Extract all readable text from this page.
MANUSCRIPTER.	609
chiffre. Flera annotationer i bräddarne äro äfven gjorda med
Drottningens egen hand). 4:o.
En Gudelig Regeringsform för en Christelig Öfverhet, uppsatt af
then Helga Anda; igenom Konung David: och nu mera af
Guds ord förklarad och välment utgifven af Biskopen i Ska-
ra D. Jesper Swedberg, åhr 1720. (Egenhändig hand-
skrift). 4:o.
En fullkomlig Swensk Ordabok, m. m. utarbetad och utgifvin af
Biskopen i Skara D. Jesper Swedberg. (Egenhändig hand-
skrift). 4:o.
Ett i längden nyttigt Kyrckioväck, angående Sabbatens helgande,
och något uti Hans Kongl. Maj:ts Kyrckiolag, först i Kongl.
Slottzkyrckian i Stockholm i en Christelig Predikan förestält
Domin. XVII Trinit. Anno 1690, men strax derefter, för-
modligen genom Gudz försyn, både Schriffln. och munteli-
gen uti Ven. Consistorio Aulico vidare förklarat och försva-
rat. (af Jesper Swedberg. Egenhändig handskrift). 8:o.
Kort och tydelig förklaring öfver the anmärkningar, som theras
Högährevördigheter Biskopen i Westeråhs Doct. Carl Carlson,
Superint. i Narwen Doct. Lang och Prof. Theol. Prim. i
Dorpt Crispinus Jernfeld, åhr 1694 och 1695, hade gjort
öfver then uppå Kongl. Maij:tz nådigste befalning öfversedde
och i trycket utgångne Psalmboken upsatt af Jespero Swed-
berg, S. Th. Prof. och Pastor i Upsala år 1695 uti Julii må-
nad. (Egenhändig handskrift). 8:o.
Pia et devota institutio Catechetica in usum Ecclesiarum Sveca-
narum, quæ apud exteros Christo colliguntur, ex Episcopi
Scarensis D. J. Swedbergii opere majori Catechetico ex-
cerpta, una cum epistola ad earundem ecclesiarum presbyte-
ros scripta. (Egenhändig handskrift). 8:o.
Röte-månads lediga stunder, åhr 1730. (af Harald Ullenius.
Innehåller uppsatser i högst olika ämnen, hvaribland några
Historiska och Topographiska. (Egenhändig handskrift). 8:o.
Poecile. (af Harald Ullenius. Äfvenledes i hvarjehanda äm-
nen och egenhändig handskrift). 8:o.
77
....................
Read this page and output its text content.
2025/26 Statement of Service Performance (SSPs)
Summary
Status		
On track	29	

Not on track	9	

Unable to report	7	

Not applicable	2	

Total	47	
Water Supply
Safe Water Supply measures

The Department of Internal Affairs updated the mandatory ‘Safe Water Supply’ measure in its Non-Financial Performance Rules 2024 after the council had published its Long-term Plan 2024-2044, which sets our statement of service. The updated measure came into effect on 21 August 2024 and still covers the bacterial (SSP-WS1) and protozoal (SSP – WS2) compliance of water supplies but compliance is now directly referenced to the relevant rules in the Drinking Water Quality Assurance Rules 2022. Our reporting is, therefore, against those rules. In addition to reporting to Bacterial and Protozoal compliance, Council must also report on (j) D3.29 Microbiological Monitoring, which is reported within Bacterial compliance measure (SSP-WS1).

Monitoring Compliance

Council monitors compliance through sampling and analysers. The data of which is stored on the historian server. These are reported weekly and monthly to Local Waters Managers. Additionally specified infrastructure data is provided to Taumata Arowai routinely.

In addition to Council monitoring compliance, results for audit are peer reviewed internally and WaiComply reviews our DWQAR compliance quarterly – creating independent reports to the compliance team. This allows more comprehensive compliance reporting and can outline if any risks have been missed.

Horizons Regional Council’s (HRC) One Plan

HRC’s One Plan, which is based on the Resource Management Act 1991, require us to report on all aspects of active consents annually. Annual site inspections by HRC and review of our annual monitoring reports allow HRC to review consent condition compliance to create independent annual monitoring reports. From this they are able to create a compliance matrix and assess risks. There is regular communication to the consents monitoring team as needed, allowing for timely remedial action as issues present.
....................
Go through the listing above and find each line containing the string "Ullenius"; copy those lines.

TASK SOLUTION
Röte-månads lediga stunder, åhr 1730. (af Harald Ullenius.
Poecile. (af Harald Ullenius. Äfvenledes i hvarjehanda äm-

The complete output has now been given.